**WHAT TO WORK ON:** Write out the whole listing again, exactly.

**RECORDS FOR THIS TASK:**
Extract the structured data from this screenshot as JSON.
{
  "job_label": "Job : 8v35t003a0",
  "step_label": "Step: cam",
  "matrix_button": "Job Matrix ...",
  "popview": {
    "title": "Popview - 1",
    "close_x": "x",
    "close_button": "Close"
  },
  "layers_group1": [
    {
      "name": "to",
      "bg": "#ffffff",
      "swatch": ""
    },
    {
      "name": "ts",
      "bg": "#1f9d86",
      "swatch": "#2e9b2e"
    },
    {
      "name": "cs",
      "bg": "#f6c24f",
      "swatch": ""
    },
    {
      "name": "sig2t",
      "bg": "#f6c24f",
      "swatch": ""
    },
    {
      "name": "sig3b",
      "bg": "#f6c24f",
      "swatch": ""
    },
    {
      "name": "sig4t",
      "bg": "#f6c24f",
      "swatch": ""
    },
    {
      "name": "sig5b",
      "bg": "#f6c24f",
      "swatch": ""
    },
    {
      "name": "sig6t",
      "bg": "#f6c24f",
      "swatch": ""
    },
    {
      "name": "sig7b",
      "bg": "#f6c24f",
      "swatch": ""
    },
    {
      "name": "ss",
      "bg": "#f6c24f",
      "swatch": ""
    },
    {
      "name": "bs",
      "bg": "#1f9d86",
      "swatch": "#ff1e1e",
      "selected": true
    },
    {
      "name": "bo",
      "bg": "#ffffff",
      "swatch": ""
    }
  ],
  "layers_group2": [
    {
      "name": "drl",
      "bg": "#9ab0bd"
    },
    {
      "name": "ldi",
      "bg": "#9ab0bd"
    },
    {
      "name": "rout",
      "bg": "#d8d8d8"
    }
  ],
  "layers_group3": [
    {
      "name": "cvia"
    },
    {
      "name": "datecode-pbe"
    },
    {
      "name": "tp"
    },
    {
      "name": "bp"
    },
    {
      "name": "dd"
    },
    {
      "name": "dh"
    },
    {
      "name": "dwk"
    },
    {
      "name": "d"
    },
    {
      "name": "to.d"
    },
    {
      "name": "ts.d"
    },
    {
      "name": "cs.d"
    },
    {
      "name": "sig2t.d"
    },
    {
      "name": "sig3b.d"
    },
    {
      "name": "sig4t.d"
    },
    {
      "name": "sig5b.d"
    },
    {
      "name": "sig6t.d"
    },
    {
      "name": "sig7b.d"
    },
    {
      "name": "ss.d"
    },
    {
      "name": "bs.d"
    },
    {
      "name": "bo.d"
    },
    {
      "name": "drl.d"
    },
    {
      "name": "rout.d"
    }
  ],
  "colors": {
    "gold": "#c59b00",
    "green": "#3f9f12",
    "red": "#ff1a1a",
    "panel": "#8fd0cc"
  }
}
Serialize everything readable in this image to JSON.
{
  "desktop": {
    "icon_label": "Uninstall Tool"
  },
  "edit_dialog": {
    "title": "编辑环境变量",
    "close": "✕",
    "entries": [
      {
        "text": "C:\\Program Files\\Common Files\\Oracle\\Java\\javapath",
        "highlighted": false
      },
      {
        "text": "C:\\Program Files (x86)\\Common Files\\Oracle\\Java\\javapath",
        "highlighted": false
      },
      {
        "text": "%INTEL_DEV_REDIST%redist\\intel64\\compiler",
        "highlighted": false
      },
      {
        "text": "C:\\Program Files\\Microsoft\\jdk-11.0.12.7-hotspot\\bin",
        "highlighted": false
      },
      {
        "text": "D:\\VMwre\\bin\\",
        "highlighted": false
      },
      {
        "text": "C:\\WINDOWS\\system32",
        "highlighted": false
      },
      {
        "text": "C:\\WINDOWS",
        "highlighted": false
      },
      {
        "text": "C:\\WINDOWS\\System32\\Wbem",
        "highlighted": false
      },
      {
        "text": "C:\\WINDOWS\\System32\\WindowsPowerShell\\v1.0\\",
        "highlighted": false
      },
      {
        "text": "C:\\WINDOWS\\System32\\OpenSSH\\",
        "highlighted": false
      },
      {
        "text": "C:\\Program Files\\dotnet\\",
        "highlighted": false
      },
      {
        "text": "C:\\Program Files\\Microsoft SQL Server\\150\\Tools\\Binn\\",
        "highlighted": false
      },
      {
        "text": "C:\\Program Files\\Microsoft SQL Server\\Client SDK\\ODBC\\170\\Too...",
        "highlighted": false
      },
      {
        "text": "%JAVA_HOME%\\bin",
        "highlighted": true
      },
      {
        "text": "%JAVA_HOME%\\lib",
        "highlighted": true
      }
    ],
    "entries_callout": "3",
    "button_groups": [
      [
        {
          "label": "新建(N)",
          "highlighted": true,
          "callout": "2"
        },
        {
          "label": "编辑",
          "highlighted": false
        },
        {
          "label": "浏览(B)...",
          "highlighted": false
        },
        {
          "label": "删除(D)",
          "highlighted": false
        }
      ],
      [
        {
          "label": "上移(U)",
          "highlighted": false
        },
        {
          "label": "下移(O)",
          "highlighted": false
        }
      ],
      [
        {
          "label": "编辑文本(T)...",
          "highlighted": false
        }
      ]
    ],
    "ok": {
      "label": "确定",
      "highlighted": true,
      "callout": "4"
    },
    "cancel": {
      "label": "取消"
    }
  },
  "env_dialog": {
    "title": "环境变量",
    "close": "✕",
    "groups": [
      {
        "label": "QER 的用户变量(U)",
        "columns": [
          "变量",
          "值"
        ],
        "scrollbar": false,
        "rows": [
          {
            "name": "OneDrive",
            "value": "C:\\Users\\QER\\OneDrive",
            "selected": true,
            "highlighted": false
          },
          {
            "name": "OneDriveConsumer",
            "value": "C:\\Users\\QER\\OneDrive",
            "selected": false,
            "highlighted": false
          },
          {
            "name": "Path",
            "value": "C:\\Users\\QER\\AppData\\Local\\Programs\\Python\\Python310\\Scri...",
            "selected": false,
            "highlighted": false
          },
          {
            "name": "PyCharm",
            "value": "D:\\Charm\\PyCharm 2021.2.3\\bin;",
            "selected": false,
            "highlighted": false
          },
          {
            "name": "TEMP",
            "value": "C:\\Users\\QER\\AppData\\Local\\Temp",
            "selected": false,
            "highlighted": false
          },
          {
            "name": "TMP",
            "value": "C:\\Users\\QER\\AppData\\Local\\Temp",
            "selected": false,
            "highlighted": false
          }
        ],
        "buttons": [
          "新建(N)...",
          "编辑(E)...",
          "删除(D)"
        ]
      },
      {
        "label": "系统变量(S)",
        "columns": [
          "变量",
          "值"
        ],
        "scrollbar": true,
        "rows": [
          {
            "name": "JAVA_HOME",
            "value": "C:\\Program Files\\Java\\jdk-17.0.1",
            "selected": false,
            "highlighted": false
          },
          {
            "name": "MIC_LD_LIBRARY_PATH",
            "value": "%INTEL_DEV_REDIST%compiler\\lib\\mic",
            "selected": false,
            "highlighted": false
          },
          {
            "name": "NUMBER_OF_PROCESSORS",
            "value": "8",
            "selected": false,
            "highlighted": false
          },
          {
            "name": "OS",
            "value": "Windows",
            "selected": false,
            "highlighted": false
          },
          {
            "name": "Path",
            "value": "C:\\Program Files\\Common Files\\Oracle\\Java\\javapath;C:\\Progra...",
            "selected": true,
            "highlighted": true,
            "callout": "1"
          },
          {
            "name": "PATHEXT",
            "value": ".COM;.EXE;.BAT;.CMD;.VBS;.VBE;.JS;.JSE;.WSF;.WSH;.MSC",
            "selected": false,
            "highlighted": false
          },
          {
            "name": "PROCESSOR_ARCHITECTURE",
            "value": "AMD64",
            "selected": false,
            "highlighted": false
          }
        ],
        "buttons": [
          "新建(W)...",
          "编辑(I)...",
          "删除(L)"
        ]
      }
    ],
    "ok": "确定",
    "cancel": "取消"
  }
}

**SOLUTION FOR THIS EXERCISE:**
Extract the structured data from this screenshot as JSON.
{
  "job_label": "Job : 8v35t003a0",
  "step_label": "Step: cam",
  "matrix_button": "Job Matrix ...",
  "popview": {
    "title": "Popview - 1",
    "close_x": "x",
    "close_button": "Close"
  },
  "layers_group1": [
    {
      "name": "to",
      "bg": "#ffffff",
      "swatch": ""
    },
    {
      "name": "ts",
      "bg": "#1f9d86",
      "swatch": "#2e9b2e"
    },
    {
      "name": "cs",
      "bg": "#f6c24f",
      "swatch": ""
    },
    {
      "name": "sig2t",
      "bg": "#f6c24f",
      "swatch": ""
    },
    {
      "name": "sig3b",
      "bg": "#f6c24f",
      "swatch": ""
    },
    {
      "name": "sig4t",
      "bg": "#f6c24f",
      "swatch": ""
    },
    {
      "name": "sig5b",
      "bg": "#f6c24f",
      "swatch": ""
    },
    {
      "name": "sig6t",
      "bg": "#f6c24f",
      "swatch": ""
    },
    {
      "name": "sig7b",
      "bg": "#f6c24f",
      "swatch": ""
    },
    {
      "name": "ss",
      "bg": "#f6c24f",
      "swatch": ""
    },
    {
      "name": "bs",
      "bg": "#1f9d86",
      "swatch": "#ff1e1e",
      "selected": true
    },
    {
      "name": "bo",
      "bg": "#ffffff",
      "swatch": ""
    }
  ],
  "layers_group2": [
    {
      "name": "drl",
      "bg": "#9ab0bd"
    },
    {
      "name": "ldi",
      "bg": "#9ab0bd"
    },
    {
      "name": "rout",
      "bg": "#d8d8d8"
    }
  ],
  "layers_group3": [
    {
      "name": "cvia"
    },
    {
      "name": "datecode-pbe"
    },
    {
      "name": "tp"
    },
    {
      "name": "bp"
    },
    {
      "name": "dd"
    },
    {
      "name": "dh"
    },
    {
      "name": "dwk"
    },
    {
      "name": "d"
    },
    {
      "name": "to.d"
    },
    {
      "name": "ts.d"
    },
    {
      "name": "cs.d"
    },
    {
      "name": "sig2t.d"
    },
    {
      "name": "sig3b.d"
    },
    {
      "name": "sig4t.d"
    },
    {
      "name": "sig5b.d"
    },
    {
      "name": "sig6t.d"
    },
    {
      "name": "sig7b.d"
    },
    {
      "name": "ss.d"
    },
    {
      "name": "bs.d"
    },
    {
      "name": "bo.d"
    },
    {
      "name": "drl.d"
    },
    {
      "name": "rout.d"
    }
  ],
  "colors": {
    "gold": "#c59b00",
    "green": "#3f9f12",
    "red": "#ff1a1a",
    "panel": "#8fd0cc"
  }
}
Serialize everything readable in this image to JSON.
{
  "desktop": {
    "icon_label": "Uninstall Tool"
  },
  "edit_dialog": {
    "title": "编辑环境变量",
    "close": "✕",
    "entries": [
      {
        "text": "C:\\Program Files\\Common Files\\Oracle\\Java\\javapath",
        "highlighted": false
      },
      {
        "text": "C:\\Program Files (x86)\\Common Files\\Oracle\\Java\\javapath",
        "highlighted": false
      },
      {
        "text": "%INTEL_DEV_REDIST%redist\\intel64\\compiler",
        "highlighted": false
      },
      {
        "text": "C:\\Program Files\\Microsoft\\jdk-11.0.12.7-hotspot\\bin",
        "highlighted": false
      },
      {
        "text": "D:\\VMwre\\bin\\",
        "highlighted": false
      },
      {
        "text": "C:\\WINDOWS\\system32",
        "highlighted": false
      },
      {
        "text": "C:\\WINDOWS",
        "highlighted": false
      },
      {
        "text": "C:\\WINDOWS\\System32\\Wbem",
        "highlighted": false
      },
      {
        "text": "C:\\WINDOWS\\System32\\WindowsPowerShell\\v1.0\\",
        "highlighted": false
      },
      {
        "text": "C:\\WINDOWS\\System32\\OpenSSH\\",
        "highlighted": false
      },
      {
        "text": "C:\\Program Files\\dotnet\\",
        "highlighted": false
      },
      {
        "text": "C:\\Program Files\\Microsoft SQL Server\\150\\Tools\\Binn\\",
        "highlighted": false
      },
      {
        "text": "C:\\Program Files\\Microsoft SQL Server\\Client SDK\\ODBC\\170\\Too...",
        "highlighted": false
      },
      {
        "text": "%JAVA_HOME%\\bin",
        "highlighted": true
      },
      {
        "text": "%JAVA_HOME%\\lib",
        "highlighted": true
      }
    ],
    "entries_callout": "3",
    "button_groups": [
      [
        {
          "label": "新建(N)",
          "highlighted": true,
          "callout": "2"
        },
        {
          "label": "编辑",
          "highlighted": false
        },
        {
          "label": "浏览(B)...",
          "highlighted": false
        },
        {
          "label": "删除(D)",
          "highlighted": false
        }
      ],
      [
        {
          "label": "上移(U)",
          "highlighted": false
        },
        {
          "label": "下移(O)",
          "highlighted": false
        }
      ],
      [
        {
          "label": "编辑文本(T)...",
          "highlighted": false
        }
      ]
    ],
    "ok": {
      "label": "确定",
      "highlighted": true,
      "callout": "4"
    },
    "cancel": {
      "label": "取消"
    }
  },
  "env_dialog": {
    "title": "环境变量",
    "close": "✕",
    "groups": [
      {
        "label": "QER 的用户变量(U)",
        "columns": [
          "变量",
          "值"
        ],
        "scrollbar": false,
        "rows": [
          {
            "name": "OneDrive",
            "value": "C:\\Users\\QER\\OneDrive",
            "selected": true,
            "highlighted": false
          },
          {
            "name": "OneDriveConsumer",
            "value": "C:\\Users\\QER\\OneDrive",
            "selected": false,
            "highlighted": false
          },
          {
            "name": "Path",
            "value": "C:\\Users\\QER\\AppData\\Local\\Programs\\Python\\Python310\\Scri...",
            "selected": false,
            "highlighted": false
          },
          {
            "name": "PyCharm",
            "value": "D:\\Charm\\PyCharm 2021.2.3\\bin;",
            "selected": false,
            "highlighted": false
          },
          {
            "name": "TEMP",
            "value": "C:\\Users\\QER\\AppData\\Local\\Temp",
            "selected": false,
            "highlighted": false
          },
          {
            "name": "TMP",
            "value": "C:\\Users\\QER\\AppData\\Local\\Temp",
            "selected": false,
            "highlighted": false
          }
        ],
        "buttons": [
          "新建(N)...",
          "编辑(E)...",
          "删除(D)"
        ]
      },
      {
        "label": "系统变量(S)",
        "columns": [
          "变量",
          "值"
        ],
        "scrollbar": true,
        "rows": [
          {
            "name": "JAVA_HOME",
            "value": "C:\\Program Files\\Java\\jdk-17.0.1",
            "selected": false,
            "highlighted": false
          },
          {
            "name": "MIC_LD_LIBRARY_PATH",
            "value": "%INTEL_DEV_REDIST%compiler\\lib\\mic",
            "selected": false,
            "highlighted": false
          },
          {
            "name": "NUMBER_OF_PROCESSORS",
            "value": "8",
            "selected": false,
            "highlighted": false
          },
          {
            "name": "OS",
            "value": "Windows",
            "selected": false,
            "highlighted": false
          },
          {
            "name": "Path",
            "value": "C:\\Program Files\\Common Files\\Oracle\\Java\\javapath;C:\\Progra...",
            "selected": true,
            "highlighted": true,
            "callout": "1"
          },
          {
            "name": "PATHEXT",
            "value": ".COM;.EXE;.BAT;.CMD;.VBS;.VBE;.JS;.JSE;.WSF;.WSH;.MSC",
            "selected": false,
            "highlighted": false
          },
          {
            "name": "PROCESSOR_ARCHITECTURE",
            "value": "AMD64",
            "selected": false,
            "highlighted": false
          }
        ],
        "buttons": [
          "新建(W)...",
          "编辑(I)...",
          "删除(L)"
        ]
      }
    ],
    "ok": "确定",
    "cancel": "取消"
  }
}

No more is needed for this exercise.